=== Given information ===

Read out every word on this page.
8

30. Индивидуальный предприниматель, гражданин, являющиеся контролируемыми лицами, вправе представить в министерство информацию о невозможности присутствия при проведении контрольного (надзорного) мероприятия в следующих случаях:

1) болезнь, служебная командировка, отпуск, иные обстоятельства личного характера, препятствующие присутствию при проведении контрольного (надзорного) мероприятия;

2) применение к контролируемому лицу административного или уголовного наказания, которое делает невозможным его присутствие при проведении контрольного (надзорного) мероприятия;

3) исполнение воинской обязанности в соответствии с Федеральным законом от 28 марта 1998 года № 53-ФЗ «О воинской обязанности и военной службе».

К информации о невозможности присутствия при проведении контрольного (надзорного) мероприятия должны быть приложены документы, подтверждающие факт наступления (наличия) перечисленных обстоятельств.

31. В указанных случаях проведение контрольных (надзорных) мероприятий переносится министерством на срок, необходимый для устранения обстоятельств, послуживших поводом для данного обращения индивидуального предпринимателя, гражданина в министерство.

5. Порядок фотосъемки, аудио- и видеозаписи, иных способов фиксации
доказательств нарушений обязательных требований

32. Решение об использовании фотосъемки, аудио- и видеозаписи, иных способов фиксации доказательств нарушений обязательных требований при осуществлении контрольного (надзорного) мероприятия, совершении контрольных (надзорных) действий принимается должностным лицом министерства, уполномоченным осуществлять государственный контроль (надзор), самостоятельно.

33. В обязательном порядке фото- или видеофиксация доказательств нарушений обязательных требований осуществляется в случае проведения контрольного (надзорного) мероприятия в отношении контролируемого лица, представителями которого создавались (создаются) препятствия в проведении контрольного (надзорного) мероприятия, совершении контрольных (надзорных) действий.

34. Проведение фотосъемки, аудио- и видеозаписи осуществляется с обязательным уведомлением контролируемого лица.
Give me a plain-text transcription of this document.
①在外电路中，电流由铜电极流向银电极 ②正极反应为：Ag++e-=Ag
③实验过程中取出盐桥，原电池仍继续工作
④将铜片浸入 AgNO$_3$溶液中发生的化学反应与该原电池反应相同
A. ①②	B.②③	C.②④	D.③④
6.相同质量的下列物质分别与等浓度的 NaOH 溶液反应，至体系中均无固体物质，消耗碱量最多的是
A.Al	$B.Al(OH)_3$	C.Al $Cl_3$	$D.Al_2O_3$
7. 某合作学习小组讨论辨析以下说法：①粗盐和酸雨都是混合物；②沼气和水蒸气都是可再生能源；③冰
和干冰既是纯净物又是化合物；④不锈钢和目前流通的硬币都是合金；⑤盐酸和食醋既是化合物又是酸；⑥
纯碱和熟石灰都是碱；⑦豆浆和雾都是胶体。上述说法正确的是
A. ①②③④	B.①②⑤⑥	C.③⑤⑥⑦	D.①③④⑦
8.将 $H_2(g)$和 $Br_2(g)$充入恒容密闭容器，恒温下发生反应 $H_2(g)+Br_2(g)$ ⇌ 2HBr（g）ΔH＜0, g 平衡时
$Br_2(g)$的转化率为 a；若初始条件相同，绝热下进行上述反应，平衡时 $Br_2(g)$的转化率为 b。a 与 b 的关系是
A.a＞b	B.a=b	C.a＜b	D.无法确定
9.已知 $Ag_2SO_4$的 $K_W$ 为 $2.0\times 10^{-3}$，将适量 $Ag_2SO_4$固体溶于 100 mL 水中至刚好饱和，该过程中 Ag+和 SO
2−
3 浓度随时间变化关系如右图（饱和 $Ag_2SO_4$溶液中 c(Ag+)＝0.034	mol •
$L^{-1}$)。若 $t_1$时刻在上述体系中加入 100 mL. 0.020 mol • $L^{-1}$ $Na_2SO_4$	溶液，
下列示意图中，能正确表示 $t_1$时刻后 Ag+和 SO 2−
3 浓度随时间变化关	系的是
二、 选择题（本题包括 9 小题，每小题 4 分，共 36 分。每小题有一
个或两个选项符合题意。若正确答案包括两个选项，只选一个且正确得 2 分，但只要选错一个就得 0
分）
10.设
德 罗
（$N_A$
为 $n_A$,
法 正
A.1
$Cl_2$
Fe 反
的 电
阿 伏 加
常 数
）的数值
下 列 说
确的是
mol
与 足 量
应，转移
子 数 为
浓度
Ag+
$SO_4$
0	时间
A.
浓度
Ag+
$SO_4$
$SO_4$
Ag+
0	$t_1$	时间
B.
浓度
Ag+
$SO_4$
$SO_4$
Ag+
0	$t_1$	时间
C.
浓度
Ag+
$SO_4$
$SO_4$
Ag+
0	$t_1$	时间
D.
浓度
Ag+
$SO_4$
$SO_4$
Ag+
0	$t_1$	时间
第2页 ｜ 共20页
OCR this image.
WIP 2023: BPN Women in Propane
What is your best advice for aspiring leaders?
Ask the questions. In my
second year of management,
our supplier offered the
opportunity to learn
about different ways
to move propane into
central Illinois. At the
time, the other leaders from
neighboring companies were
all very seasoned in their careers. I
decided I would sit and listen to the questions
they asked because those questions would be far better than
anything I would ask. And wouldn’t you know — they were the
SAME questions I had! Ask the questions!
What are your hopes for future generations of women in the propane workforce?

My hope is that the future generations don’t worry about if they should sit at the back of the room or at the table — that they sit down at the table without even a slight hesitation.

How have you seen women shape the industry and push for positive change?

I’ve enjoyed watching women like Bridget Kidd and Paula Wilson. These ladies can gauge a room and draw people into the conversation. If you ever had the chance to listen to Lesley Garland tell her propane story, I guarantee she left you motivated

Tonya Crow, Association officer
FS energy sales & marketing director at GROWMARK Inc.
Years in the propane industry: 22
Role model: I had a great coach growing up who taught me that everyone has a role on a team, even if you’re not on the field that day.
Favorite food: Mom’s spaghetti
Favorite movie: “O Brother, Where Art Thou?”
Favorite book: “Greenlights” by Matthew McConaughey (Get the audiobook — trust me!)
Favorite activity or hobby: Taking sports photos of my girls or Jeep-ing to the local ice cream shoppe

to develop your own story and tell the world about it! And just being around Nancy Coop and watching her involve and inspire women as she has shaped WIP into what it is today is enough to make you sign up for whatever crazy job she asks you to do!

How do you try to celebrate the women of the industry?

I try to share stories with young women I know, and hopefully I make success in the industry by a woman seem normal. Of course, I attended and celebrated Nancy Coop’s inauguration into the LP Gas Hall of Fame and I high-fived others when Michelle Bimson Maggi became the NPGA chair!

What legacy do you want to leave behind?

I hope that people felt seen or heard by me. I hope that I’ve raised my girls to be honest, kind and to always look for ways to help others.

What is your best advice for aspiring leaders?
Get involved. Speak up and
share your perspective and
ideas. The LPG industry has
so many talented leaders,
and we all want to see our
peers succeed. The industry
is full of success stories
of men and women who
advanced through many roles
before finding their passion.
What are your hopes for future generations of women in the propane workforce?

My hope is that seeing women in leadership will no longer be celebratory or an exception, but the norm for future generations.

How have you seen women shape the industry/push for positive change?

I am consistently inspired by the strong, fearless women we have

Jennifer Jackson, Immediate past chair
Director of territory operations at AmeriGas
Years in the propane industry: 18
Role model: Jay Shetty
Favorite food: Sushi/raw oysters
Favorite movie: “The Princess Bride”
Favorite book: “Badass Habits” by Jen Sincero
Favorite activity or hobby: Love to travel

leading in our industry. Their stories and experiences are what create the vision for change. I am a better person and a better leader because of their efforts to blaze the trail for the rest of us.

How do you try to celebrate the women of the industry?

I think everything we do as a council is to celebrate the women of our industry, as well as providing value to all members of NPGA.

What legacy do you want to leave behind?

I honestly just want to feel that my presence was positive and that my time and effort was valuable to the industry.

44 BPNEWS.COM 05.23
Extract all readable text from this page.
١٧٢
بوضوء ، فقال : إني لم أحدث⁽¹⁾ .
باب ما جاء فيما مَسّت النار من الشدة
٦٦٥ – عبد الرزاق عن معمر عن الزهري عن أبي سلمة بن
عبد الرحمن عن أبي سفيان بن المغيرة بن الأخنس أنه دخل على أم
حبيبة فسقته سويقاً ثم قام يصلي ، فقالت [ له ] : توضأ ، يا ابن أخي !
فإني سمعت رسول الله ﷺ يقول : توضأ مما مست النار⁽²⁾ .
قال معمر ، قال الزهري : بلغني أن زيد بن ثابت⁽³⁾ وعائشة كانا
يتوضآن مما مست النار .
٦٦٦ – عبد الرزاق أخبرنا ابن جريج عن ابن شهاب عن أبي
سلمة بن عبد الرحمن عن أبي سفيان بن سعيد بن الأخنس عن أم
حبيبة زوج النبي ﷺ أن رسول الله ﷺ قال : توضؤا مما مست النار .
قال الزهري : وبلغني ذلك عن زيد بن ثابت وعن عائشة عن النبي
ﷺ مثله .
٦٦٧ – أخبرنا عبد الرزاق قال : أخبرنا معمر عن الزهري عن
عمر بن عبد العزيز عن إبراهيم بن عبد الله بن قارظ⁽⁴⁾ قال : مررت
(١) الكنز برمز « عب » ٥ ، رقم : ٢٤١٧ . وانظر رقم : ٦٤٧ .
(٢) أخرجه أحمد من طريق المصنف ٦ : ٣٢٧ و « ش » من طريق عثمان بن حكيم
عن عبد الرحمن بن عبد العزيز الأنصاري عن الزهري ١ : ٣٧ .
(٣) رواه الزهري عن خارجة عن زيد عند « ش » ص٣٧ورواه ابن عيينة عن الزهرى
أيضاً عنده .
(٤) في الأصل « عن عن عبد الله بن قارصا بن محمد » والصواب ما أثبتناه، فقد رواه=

===

Exercise prompt ▸ Count up the lines in the listing that hold the word "movie", and give that number only.

Task output ▸ 2